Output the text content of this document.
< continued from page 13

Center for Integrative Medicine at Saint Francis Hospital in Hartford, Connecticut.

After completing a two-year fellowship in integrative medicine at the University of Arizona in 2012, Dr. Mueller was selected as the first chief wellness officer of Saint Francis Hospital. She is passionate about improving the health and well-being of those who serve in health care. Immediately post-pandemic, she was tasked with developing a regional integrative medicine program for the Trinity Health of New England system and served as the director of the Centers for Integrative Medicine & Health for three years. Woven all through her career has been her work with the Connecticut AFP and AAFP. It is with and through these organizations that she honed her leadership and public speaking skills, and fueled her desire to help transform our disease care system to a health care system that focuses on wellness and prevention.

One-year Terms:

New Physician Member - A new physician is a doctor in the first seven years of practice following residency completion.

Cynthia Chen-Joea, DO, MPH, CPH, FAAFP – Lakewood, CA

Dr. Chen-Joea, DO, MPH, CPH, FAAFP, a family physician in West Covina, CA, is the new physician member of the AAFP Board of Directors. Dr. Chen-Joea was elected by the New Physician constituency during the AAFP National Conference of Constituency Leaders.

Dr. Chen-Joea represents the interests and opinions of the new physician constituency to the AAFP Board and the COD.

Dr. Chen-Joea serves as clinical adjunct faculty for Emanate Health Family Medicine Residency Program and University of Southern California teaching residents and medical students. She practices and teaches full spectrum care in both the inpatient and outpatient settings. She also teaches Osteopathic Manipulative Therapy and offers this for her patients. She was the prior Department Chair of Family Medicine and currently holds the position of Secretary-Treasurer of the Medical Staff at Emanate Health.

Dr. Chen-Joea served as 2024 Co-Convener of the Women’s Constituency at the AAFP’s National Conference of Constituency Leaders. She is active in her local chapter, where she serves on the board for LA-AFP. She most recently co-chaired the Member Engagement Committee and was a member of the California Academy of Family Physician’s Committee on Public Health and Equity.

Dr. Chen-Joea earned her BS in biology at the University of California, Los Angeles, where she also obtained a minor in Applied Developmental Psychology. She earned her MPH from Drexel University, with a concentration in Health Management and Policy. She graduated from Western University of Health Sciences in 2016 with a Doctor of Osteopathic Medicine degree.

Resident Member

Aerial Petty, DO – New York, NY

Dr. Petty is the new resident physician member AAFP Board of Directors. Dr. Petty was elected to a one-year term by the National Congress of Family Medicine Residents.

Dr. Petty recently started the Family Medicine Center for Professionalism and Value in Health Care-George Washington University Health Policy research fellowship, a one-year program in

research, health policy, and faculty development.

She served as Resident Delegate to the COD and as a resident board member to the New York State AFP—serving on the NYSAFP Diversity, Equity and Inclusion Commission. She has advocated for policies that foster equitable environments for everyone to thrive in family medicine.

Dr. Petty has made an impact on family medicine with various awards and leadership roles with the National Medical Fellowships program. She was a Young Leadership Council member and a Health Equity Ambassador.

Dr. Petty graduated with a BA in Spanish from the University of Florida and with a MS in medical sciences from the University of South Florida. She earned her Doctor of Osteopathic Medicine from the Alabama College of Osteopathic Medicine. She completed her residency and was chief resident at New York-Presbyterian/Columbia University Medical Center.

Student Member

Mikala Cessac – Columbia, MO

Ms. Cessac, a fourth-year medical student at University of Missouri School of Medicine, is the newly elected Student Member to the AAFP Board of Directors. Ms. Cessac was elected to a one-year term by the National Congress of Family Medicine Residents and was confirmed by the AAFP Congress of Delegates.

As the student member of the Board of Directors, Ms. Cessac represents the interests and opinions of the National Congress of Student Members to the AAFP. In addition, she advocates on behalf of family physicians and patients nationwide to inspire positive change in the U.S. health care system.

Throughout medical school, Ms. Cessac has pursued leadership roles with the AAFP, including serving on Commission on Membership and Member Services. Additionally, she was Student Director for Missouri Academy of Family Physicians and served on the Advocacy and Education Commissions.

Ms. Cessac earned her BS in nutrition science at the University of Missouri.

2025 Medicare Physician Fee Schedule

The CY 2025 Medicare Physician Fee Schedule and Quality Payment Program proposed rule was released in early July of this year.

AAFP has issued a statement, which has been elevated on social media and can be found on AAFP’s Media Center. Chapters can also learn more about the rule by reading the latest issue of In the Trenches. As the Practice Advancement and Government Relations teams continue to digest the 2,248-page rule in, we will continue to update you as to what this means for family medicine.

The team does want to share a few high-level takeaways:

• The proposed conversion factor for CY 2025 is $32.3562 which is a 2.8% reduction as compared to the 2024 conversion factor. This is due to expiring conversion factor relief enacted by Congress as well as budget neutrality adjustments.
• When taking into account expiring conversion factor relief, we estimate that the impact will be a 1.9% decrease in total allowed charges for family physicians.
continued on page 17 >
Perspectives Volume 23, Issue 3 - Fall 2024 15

TASK TO COMPLETE: Lines with the string "from": pick each one out of the material and return it.

SOLUTION TO THE EXERCISE:
< continued from page 13
Dr. Chen-Joea earned her BS in biology at the University of California, Los Angeles, where she also obtained a minor in Applied Developmental Psychology. She earned her MPH from Drexel University, with a concentration in Health Management and Policy. She graduated from Western University of Health Sciences in 2016 with a Doctor of Osteopathic Medicine degree.
Dr. Petty graduated with a BA in Spanish from the University of Florida and with a MS in medical sciences from the University of South Florida. She earned her Doctor of Osteopathic Medicine from the Alabama College of Osteopathic Medicine. She completed her residency and was chief resident at New York-Presbyterian/Columbia University Medical Center.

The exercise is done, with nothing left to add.